**Material provided**.

++++++++++++++++++++

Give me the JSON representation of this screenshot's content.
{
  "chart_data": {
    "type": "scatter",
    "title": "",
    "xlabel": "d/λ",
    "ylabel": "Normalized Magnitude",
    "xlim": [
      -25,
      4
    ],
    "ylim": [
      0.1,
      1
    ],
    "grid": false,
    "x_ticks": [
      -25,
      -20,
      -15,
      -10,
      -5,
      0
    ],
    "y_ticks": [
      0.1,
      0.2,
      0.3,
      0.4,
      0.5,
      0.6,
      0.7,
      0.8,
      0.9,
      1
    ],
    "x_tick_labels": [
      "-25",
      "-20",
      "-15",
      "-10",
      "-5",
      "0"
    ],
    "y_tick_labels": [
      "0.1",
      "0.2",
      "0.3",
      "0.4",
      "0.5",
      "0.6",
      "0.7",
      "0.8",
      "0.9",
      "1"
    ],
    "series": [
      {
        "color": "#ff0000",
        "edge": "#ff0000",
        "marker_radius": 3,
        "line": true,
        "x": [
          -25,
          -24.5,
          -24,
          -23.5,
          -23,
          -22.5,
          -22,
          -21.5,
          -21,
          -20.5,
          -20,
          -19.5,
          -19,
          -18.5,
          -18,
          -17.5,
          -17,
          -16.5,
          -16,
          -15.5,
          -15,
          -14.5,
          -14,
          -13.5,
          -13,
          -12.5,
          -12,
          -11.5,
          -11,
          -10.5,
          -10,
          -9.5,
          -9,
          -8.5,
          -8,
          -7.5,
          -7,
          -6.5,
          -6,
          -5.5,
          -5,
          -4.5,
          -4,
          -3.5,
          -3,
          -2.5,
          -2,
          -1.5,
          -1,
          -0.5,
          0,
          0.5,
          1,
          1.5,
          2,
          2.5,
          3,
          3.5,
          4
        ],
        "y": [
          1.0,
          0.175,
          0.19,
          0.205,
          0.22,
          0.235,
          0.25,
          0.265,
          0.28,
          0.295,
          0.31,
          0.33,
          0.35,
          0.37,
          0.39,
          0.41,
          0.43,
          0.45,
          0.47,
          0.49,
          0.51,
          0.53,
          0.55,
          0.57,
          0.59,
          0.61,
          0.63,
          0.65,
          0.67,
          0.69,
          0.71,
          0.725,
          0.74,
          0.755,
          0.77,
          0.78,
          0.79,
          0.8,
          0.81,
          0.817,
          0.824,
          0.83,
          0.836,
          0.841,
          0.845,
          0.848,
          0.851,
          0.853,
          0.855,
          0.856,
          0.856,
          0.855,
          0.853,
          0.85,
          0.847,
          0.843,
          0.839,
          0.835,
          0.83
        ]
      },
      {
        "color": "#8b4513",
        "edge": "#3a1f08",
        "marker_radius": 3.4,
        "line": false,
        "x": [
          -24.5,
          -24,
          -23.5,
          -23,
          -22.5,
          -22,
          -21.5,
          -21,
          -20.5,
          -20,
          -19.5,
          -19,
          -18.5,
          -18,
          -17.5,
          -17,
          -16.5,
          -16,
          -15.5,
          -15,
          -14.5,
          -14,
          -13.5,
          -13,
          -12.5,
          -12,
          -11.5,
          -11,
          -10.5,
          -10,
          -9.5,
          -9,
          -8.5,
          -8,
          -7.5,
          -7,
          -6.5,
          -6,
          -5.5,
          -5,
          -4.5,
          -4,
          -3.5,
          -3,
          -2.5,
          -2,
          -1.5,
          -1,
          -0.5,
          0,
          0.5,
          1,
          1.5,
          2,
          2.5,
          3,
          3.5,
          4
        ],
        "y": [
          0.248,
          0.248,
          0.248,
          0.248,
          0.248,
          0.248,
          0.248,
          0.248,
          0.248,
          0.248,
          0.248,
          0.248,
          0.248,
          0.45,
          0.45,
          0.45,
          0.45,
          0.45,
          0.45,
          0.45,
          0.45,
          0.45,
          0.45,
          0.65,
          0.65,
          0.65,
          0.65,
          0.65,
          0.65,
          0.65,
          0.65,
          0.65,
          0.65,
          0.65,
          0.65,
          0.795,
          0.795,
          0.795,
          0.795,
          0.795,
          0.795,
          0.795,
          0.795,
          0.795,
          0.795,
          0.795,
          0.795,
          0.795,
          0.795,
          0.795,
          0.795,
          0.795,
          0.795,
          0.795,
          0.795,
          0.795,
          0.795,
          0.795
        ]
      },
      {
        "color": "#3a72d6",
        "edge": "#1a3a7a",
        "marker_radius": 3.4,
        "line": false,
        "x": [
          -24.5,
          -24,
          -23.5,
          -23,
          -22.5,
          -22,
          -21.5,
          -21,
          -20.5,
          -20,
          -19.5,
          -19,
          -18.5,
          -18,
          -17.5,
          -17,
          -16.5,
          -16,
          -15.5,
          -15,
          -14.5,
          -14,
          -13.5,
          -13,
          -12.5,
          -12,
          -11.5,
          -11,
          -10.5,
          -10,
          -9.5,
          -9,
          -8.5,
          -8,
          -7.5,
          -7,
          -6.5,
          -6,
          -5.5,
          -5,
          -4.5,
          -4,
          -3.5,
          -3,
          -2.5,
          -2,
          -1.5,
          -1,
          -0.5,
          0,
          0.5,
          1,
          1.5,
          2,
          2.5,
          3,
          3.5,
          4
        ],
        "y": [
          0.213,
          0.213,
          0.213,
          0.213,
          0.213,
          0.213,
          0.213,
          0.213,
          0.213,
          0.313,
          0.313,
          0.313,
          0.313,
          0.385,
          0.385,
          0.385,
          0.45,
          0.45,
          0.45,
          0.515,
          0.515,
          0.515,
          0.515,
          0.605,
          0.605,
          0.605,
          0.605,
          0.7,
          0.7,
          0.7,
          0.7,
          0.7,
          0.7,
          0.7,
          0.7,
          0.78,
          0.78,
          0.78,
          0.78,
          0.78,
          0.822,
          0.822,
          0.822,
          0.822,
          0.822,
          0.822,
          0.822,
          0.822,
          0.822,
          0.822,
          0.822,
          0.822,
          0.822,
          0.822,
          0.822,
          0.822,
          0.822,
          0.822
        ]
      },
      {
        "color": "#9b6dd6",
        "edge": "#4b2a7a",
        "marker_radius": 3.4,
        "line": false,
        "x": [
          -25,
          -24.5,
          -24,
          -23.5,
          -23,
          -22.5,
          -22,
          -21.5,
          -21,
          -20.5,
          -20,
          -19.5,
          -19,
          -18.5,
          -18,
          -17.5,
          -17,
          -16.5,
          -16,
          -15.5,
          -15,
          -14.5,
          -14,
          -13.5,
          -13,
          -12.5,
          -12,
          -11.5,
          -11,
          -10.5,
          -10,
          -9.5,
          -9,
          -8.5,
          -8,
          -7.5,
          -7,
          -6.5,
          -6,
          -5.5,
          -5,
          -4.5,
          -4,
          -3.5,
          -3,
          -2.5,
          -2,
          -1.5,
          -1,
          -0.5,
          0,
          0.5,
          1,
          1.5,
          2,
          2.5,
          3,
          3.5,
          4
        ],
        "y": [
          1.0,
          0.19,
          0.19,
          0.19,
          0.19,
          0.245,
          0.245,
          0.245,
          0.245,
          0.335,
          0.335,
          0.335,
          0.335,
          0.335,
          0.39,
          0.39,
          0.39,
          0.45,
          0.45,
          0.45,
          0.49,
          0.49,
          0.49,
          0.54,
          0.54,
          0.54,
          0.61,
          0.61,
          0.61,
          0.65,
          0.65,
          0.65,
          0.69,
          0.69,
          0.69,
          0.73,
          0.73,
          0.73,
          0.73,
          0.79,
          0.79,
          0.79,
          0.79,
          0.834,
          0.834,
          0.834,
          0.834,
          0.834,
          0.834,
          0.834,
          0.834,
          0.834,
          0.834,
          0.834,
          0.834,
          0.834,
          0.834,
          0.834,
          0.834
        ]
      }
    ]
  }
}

++++++++++++++++++++

**What to produce**.
Copy out the full set of records precisely, leaving nothing out.

**Answer to the exercise**.
Give me the JSON representation of this screenshot's content.
{
  "chart_data": {
    "type": "scatter",
    "title": "",
    "xlabel": "d/λ",
    "ylabel": "Normalized Magnitude",
    "xlim": [
      -25,
      4
    ],
    "ylim": [
      0.1,
      1
    ],
    "grid": false,
    "x_ticks": [
      -25,
      -20,
      -15,
      -10,
      -5,
      0
    ],
    "y_ticks": [
      0.1,
      0.2,
      0.3,
      0.4,
      0.5,
      0.6,
      0.7,
      0.8,
      0.9,
      1
    ],
    "x_tick_labels": [
      "-25",
      "-20",
      "-15",
      "-10",
      "-5",
      "0"
    ],
    "y_tick_labels": [
      "0.1",
      "0.2",
      "0.3",
      "0.4",
      "0.5",
      "0.6",
      "0.7",
      "0.8",
      "0.9",
      "1"
    ],
    "series": [
      {
        "color": "#ff0000",
        "edge": "#ff0000",
        "marker_radius": 3,
        "line": true,
        "x": [
          -25,
          -24.5,
          -24,
          -23.5,
          -23,
          -22.5,
          -22,
          -21.5,
          -21,
          -20.5,
          -20,
          -19.5,
          -19,
          -18.5,
          -18,
          -17.5,
          -17,
          -16.5,
          -16,
          -15.5,
          -15,
          -14.5,
          -14,
          -13.5,
          -13,
          -12.5,
          -12,
          -11.5,
          -11,
          -10.5,
          -10,
          -9.5,
          -9,
          -8.5,
          -8,
          -7.5,
          -7,
          -6.5,
          -6,
          -5.5,
          -5,
          -4.5,
          -4,
          -3.5,
          -3,
          -2.5,
          -2,
          -1.5,
          -1,
          -0.5,
          0,
          0.5,
          1,
          1.5,
          2,
          2.5,
          3,
          3.5,
          4
        ],
        "y": [
          1.0,
          0.175,
          0.19,
          0.205,
          0.22,
          0.235,
          0.25,
          0.265,
          0.28,
          0.295,
          0.31,
          0.33,
          0.35,
          0.37,
          0.39,
          0.41,
          0.43,
          0.45,
          0.47,
          0.49,
          0.51,
          0.53,
          0.55,
          0.57,
          0.59,
          0.61,
          0.63,
          0.65,
          0.67,
          0.69,
          0.71,
          0.725,
          0.74,
          0.755,
          0.77,
          0.78,
          0.79,
          0.8,
          0.81,
          0.817,
          0.824,
          0.83,
          0.836,
          0.841,
          0.845,
          0.848,
          0.851,
          0.853,
          0.855,
          0.856,
          0.856,
          0.855,
          0.853,
          0.85,
          0.847,
          0.843,
          0.839,
          0.835,
          0.83
        ]
      },
      {
        "color": "#8b4513",
        "edge": "#3a1f08",
        "marker_radius": 3.4,
        "line": false,
        "x": [
          -24.5,
          -24,
          -23.5,
          -23,
          -22.5,
          -22,
          -21.5,
          -21,
          -20.5,
          -20,
          -19.5,
          -19,
          -18.5,
          -18,
          -17.5,
          -17,
          -16.5,
          -16,
          -15.5,
          -15,
          -14.5,
          -14,
          -13.5,
          -13,
          -12.5,
          -12,
          -11.5,
          -11,
          -10.5,
          -10,
          -9.5,
          -9,
          -8.5,
          -8,
          -7.5,
          -7,
          -6.5,
          -6,
          -5.5,
          -5,
          -4.5,
          -4,
          -3.5,
          -3,
          -2.5,
          -2,
          -1.5,
          -1,
          -0.5,
          0,
          0.5,
          1,
          1.5,
          2,
          2.5,
          3,
          3.5,
          4
        ],
        "y": [
          0.248,
          0.248,
          0.248,
          0.248,
          0.248,
          0.248,
          0.248,
          0.248,
          0.248,
          0.248,
          0.248,
          0.248,
          0.248,
          0.45,
          0.45,
          0.45,
          0.45,
          0.45,
          0.45,
          0.45,
          0.45,
          0.45,
          0.45,
          0.65,
          0.65,
          0.65,
          0.65,
          0.65,
          0.65,
          0.65,
          0.65,
          0.65,
          0.65,
          0.65,
          0.65,
          0.795,
          0.795,
          0.795,
          0.795,
          0.795,
          0.795,
          0.795,
          0.795,
          0.795,
          0.795,
          0.795,
          0.795,
          0.795,
          0.795,
          0.795,
          0.795,
          0.795,
          0.795,
          0.795,
          0.795,
          0.795,
          0.795,
          0.795
        ]
      },
      {
        "color": "#3a72d6",
        "edge": "#1a3a7a",
        "marker_radius": 3.4,
        "line": false,
        "x": [
          -24.5,
          -24,
          -23.5,
          -23,
          -22.5,
          -22,
          -21.5,
          -21,
          -20.5,
          -20,
          -19.5,
          -19,
          -18.5,
          -18,
          -17.5,
          -17,
          -16.5,
          -16,
          -15.5,
          -15,
          -14.5,
          -14,
          -13.5,
          -13,
          -12.5,
          -12,
          -11.5,
          -11,
          -10.5,
          -10,
          -9.5,
          -9,
          -8.5,
          -8,
          -7.5,
          -7,
          -6.5,
          -6,
          -5.5,
          -5,
          -4.5,
          -4,
          -3.5,
          -3,
          -2.5,
          -2,
          -1.5,
          -1,
          -0.5,
          0,
          0.5,
          1,
          1.5,
          2,
          2.5,
          3,
          3.5,
          4
        ],
        "y": [
          0.213,
          0.213,
          0.213,
          0.213,
          0.213,
          0.213,
          0.213,
          0.213,
          0.213,
          0.313,
          0.313,
          0.313,
          0.313,
          0.385,
          0.385,
          0.385,
          0.45,
          0.45,
          0.45,
          0.515,
          0.515,
          0.515,
          0.515,
          0.605,
          0.605,
          0.605,
          0.605,
          0.7,
          0.7,
          0.7,
          0.7,
          0.7,
          0.7,
          0.7,
          0.7,
          0.78,
          0.78,
          0.78,
          0.78,
          0.78,
          0.822,
          0.822,
          0.822,
          0.822,
          0.822,
          0.822,
          0.822,
          0.822,
          0.822,
          0.822,
          0.822,
          0.822,
          0.822,
          0.822,
          0.822,
          0.822,
          0.822,
          0.822
        ]
      },
      {
        "color": "#9b6dd6",
        "edge": "#4b2a7a",
        "marker_radius": 3.4,
        "line": false,
        "x": [
          -25,
          -24.5,
          -24,
          -23.5,
          -23,
          -22.5,
          -22,
          -21.5,
          -21,
          -20.5,
          -20,
          -19.5,
          -19,
          -18.5,
          -18,
          -17.5,
          -17,
          -16.5,
          -16,
          -15.5,
          -15,
          -14.5,
          -14,
          -13.5,
          -13,
          -12.5,
          -12,
          -11.5,
          -11,
          -10.5,
          -10,
          -9.5,
          -9,
          -8.5,
          -8,
          -7.5,
          -7,
          -6.5,
          -6,
          -5.5,
          -5,
          -4.5,
          -4,
          -3.5,
          -3,
          -2.5,
          -2,
          -1.5,
          -1,
          -0.5,
          0,
          0.5,
          1,
          1.5,
          2,
          2.5,
          3,
          3.5,
          4
        ],
        "y": [
          1.0,
          0.19,
          0.19,
          0.19,
          0.19,
          0.245,
          0.245,
          0.245,
          0.245,
          0.335,
          0.335,
          0.335,
          0.335,
          0.335,
          0.39,
          0.39,
          0.39,
          0.45,
          0.45,
          0.45,
          0.49,
          0.49,
          0.49,
          0.54,
          0.54,
          0.54,
          0.61,
          0.61,
          0.61,
          0.65,
          0.65,
          0.65,
          0.69,
          0.69,
          0.69,
          0.73,
          0.73,
          0.73,
          0.73,
          0.79,
          0.79,
          0.79,
          0.79,
          0.834,
          0.834,
          0.834,
          0.834,
          0.834,
          0.834,
          0.834,
          0.834,
          0.834,
          0.834,
          0.834,
          0.834,
          0.834,
          0.834,
          0.834,
          0.834
        ]
      }
    ]
  }
}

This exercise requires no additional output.